## AIM OF THE EXERCISE
Reproduce every line of the material below, but drop the pictures.

## RAW DATA
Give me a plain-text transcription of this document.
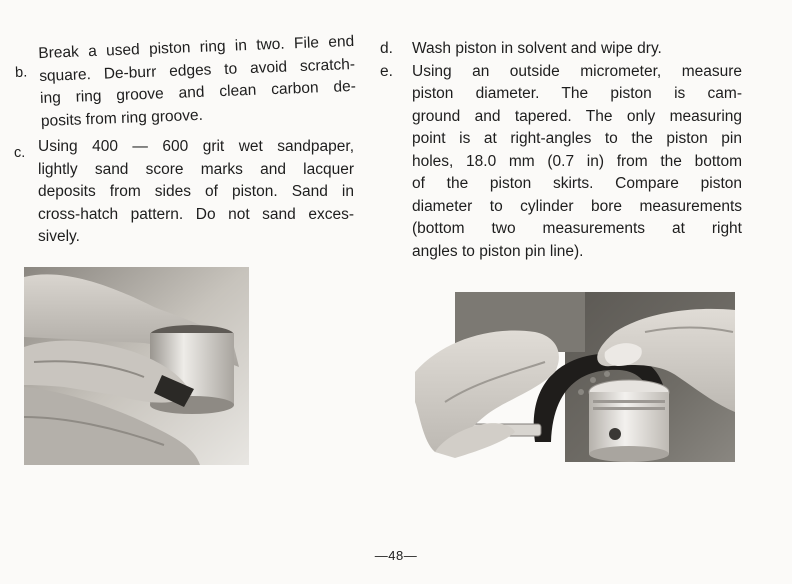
b.
Break a used piston ring in two. File end
square. De-burr edges to avoid scratch-
ing ring groove and clean carbon de-
posits from ring groove.
c. Using 400 — 600 grit wet sandpaper,
lightly sand score marks and lacquer
deposits from sides of piston. Sand in
cross-hatch pattern. Do not sand exces-
sively.
d. Wash piston in solvent and wipe dry.
e. Using an outside micrometer, measure
piston diameter. The piston is cam-
ground and tapered. The only measuring
point is at right-angles to the piston pin
holes, 18.0 mm (0.7 in) from the bottom
of the piston skirts. Compare piston
diameter to cylinder bore measurements
(bottom two measurements at right
angles to piston pin line).
—48—
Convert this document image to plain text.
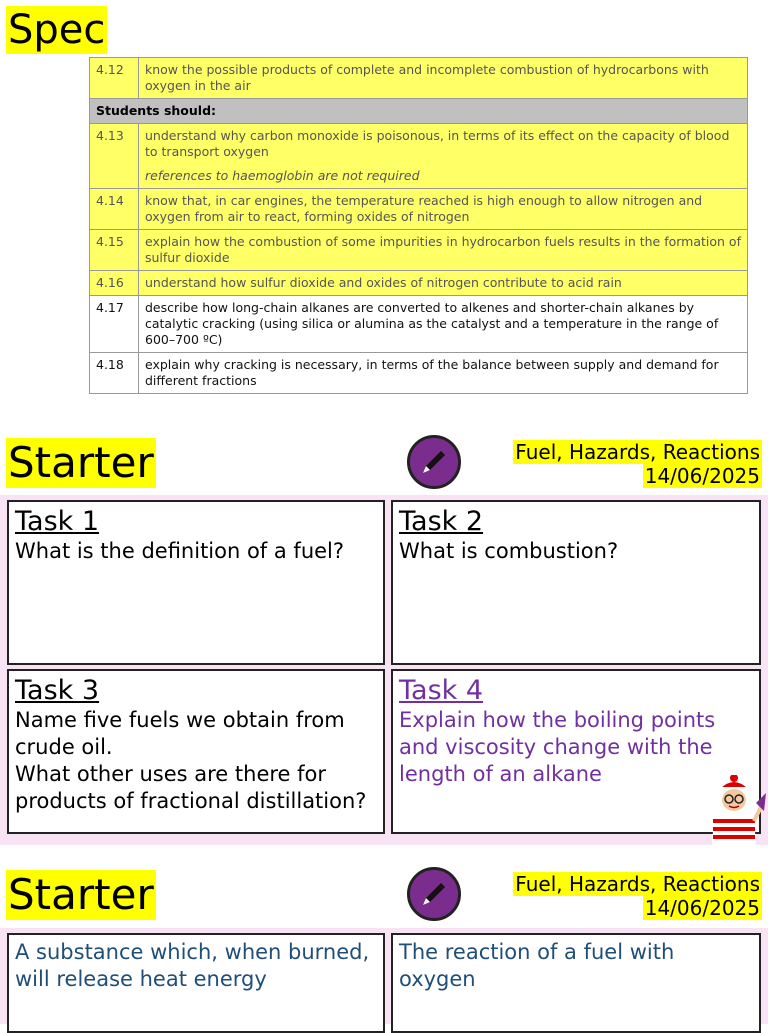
Spec
4.12	know the possible products of complete and incomplete combustion of hydrocarbons with oxygen in the air
Students should:	
4.13	understand why carbon monoxide is poisonous, in terms of its effect on the capacity of blood to transport oxygen
references to haemoglobin are not required

4.14	know that, in car engines, the temperature reached is high enough to allow nitrogen and oxygen from air to react, forming oxides of nitrogen
4.15	explain how the combustion of some impurities in hydrocarbon fuels results in the formation of sulfur dioxide
4.16	understand how sulfur dioxide and oxides of nitrogen contribute to acid rain
4.17	describe how long-chain alkanes are converted to alkenes and shorter-chain alkanes by catalytic cracking (using silica or alumina as the catalyst and a temperature in the range of 600–700 ºC)
4.18	explain why cracking is necessary, in terms of the balance between supply and demand for different fractions
Starter	Fuel, Hazards, Reactions
14/06/2025
Task 1

What is the definition of a fuel?

Task 2

What is combustion?

Task 3

Name five fuels we obtain from crude oil.

What other uses are there for products of fractional distillation?

Task 4

Explain how the boiling points and viscosity change with the length of an alkane

Starter	Fuel, Hazards, Reactions
14/06/2025
A substance which, when burned, will release heat energy
The reaction of a fuel with oxygen
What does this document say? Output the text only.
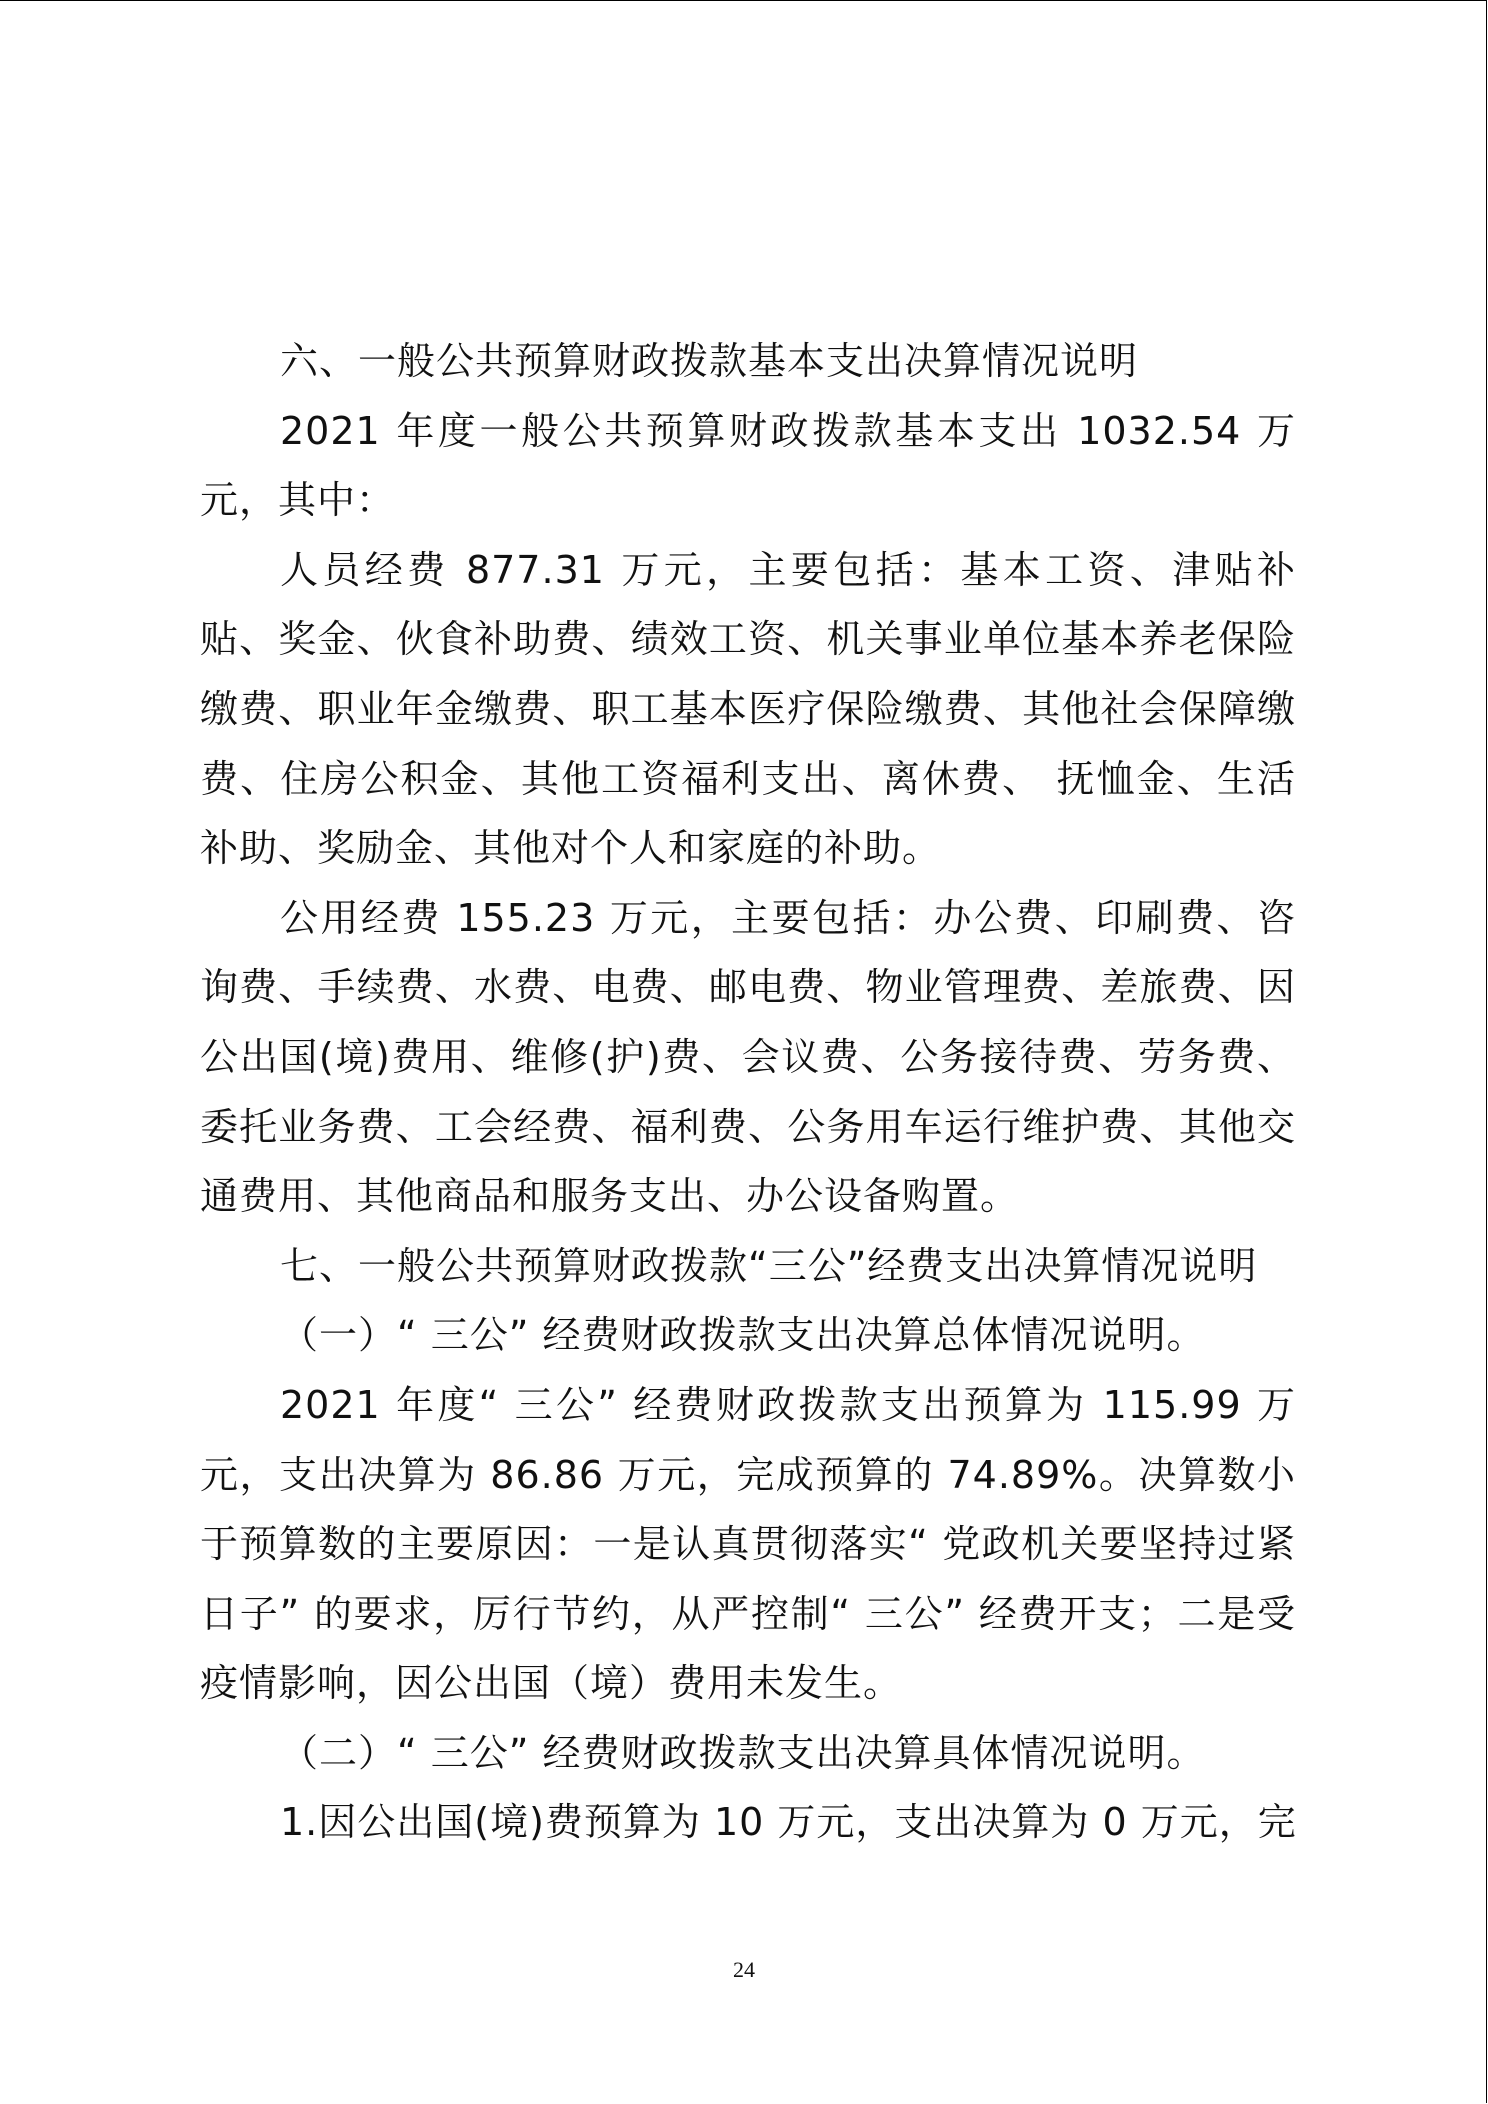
六、一般公共预算财政拨款基本支出决算情况说明

2021 年度一般公共预算财政拨款基本支出 1032.54 万元，其中：

人员经费 877.31 万元，主要包括：基本工资、津贴补贴、奖金、伙食补助费、绩效工资、机关事业单位基本养老保险缴费、职业年金缴费、职工基本医疗保险缴费、其他社会保障缴费、住房公积金、其他工资福利支出、离休费、 抚恤金、生活补助、奖励金、其他对个人和家庭的补助。

公用经费 155.23 万元，主要包括：办公费、印刷费、咨询费、手续费、水费、电费、邮电费、物业管理费、差旅费、因公出国(境)费用、维修(护)费、会议费、公务接待费、劳务费、委托业务费、工会经费、福利费、公务用车运行维护费、其他交通费用、其他商品和服务支出、办公设备购置。

七、一般公共预算财政拨款“三公”经费支出决算情况说明

（一）“ 三公” 经费财政拨款支出决算总体情况说明。

2021 年度“ 三公” 经费财政拨款支出预算为 115.99 万元，支出决算为 86.86 万元，完成预算的 74.89%。决算数小于预算数的主要原因：一是认真贯彻落实“ 党政机关要坚持过紧日子” 的要求，厉行节约，从严控制“ 三公” 经费开支；二是受疫情影响，因公出国（境）费用未发生。

（二）“ 三公” 经费财政拨款支出决算具体情况说明。

1.因公出国(境)费预算为 10 万元，支出决算为 0 万元，完

24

## EXPECTED ANSWER
Give me a plain-text transcription of this document.
b.
Break a used piston ring in two. File end
square. De-burr edges to avoid scratch-
ing ring groove and clean carbon de-
posits from ring groove.
c. Using 400 — 600 grit wet sandpaper,
lightly sand score marks and lacquer
deposits from sides of piston. Sand in
cross-hatch pattern. Do not sand exces-
sively.
d. Wash piston in solvent and wipe dry.
e. Using an outside micrometer, measure
piston diameter. The piston is cam-
ground and tapered. The only measuring
point is at right-angles to the piston pin
holes, 18.0 mm (0.7 in) from the bottom
of the piston skirts. Compare piston
diameter to cylinder bore measurements
(bottom two measurements at right
angles to piston pin line).
—48—
Convert this document image to plain text.
Spec
4.12	know the possible products of complete and incomplete combustion of hydrocarbons with oxygen in the air
Students should:	
4.13	understand why carbon monoxide is poisonous, in terms of its effect on the capacity of blood to transport oxygen
references to haemoglobin are not required

4.14	know that, in car engines, the temperature reached is high enough to allow nitrogen and oxygen from air to react, forming oxides of nitrogen
4.15	explain how the combustion of some impurities in hydrocarbon fuels results in the formation of sulfur dioxide
4.16	understand how sulfur dioxide and oxides of nitrogen contribute to acid rain
4.17	describe how long-chain alkanes are converted to alkenes and shorter-chain alkanes by catalytic cracking (using silica or alumina as the catalyst and a temperature in the range of 600–700 ºC)
4.18	explain why cracking is necessary, in terms of the balance between supply and demand for different fractions
Starter	Fuel, Hazards, Reactions
14/06/2025
Task 1

What is the definition of a fuel?

Task 2

What is combustion?

Task 3

Name five fuels we obtain from crude oil.

What other uses are there for products of fractional distillation?

Task 4

Explain how the boiling points and viscosity change with the length of an alkane

Starter	Fuel, Hazards, Reactions
14/06/2025
A substance which, when burned, will release heat energy
The reaction of a fuel with oxygen
What does this document say? Output the text only.
六、一般公共预算财政拨款基本支出决算情况说明

2021 年度一般公共预算财政拨款基本支出 1032.54 万元，其中：

人员经费 877.31 万元，主要包括：基本工资、津贴补贴、奖金、伙食补助费、绩效工资、机关事业单位基本养老保险缴费、职业年金缴费、职工基本医疗保险缴费、其他社会保障缴费、住房公积金、其他工资福利支出、离休费、 抚恤金、生活补助、奖励金、其他对个人和家庭的补助。

公用经费 155.23 万元，主要包括：办公费、印刷费、咨询费、手续费、水费、电费、邮电费、物业管理费、差旅费、因公出国(境)费用、维修(护)费、会议费、公务接待费、劳务费、委托业务费、工会经费、福利费、公务用车运行维护费、其他交通费用、其他商品和服务支出、办公设备购置。

七、一般公共预算财政拨款“三公”经费支出决算情况说明

（一）“ 三公” 经费财政拨款支出决算总体情况说明。

2021 年度“ 三公” 经费财政拨款支出预算为 115.99 万元，支出决算为 86.86 万元，完成预算的 74.89%。决算数小于预算数的主要原因：一是认真贯彻落实“ 党政机关要坚持过紧日子” 的要求，厉行节约，从严控制“ 三公” 经费开支；二是受疫情影响，因公出国（境）费用未发生。

（二）“ 三公” 经费财政拨款支出决算具体情况说明。

1.因公出国(境)费预算为 10 万元，支出决算为 0 万元，完

24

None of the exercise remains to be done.